▶ [EXERCISE]:
Restate, word for word, every line of the data.

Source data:
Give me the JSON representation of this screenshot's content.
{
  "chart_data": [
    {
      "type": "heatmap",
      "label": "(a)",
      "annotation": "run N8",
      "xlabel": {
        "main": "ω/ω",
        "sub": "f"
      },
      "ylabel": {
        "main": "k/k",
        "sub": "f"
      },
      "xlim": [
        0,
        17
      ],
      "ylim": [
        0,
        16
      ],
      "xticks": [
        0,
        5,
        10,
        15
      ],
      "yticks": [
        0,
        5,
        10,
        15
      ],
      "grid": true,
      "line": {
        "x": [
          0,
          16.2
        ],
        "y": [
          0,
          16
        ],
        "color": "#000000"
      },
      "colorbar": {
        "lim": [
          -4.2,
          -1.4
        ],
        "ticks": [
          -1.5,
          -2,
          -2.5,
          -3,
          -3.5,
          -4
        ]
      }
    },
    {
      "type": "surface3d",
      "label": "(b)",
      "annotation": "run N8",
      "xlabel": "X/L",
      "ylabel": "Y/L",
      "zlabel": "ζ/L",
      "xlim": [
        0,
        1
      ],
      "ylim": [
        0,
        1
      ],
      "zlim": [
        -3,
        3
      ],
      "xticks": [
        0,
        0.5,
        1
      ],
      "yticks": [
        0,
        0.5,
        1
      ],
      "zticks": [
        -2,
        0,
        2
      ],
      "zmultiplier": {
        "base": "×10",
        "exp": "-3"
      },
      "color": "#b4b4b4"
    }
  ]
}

▶ [RESPONSE]:
Give me the JSON representation of this screenshot's content.
{
  "chart_data": [
    {
      "type": "heatmap",
      "label": "(a)",
      "annotation": "run N8",
      "xlabel": {
        "main": "ω/ω",
        "sub": "f"
      },
      "ylabel": {
        "main": "k/k",
        "sub": "f"
      },
      "xlim": [
        0,
        17
      ],
      "ylim": [
        0,
        16
      ],
      "xticks": [
        0,
        5,
        10,
        15
      ],
      "yticks": [
        0,
        5,
        10,
        15
      ],
      "grid": true,
      "line": {
        "x": [
          0,
          16.2
        ],
        "y": [
          0,
          16
        ],
        "color": "#000000"
      },
      "colorbar": {
        "lim": [
          -4.2,
          -1.4
        ],
        "ticks": [
          -1.5,
          -2,
          -2.5,
          -3,
          -3.5,
          -4
        ]
      }
    },
    {
      "type": "surface3d",
      "label": "(b)",
      "annotation": "run N8",
      "xlabel": "X/L",
      "ylabel": "Y/L",
      "zlabel": "ζ/L",
      "xlim": [
        0,
        1
      ],
      "ylim": [
        0,
        1
      ],
      "zlim": [
        -3,
        3
      ],
      "xticks": [
        0,
        0.5,
        1
      ],
      "yticks": [
        0,
        0.5,
        1
      ],
      "zticks": [
        -2,
        0,
        2
      ],
      "zmultiplier": {
        "base": "×10",
        "exp": "-3"
      },
      "color": "#b4b4b4"
    }
  ]
}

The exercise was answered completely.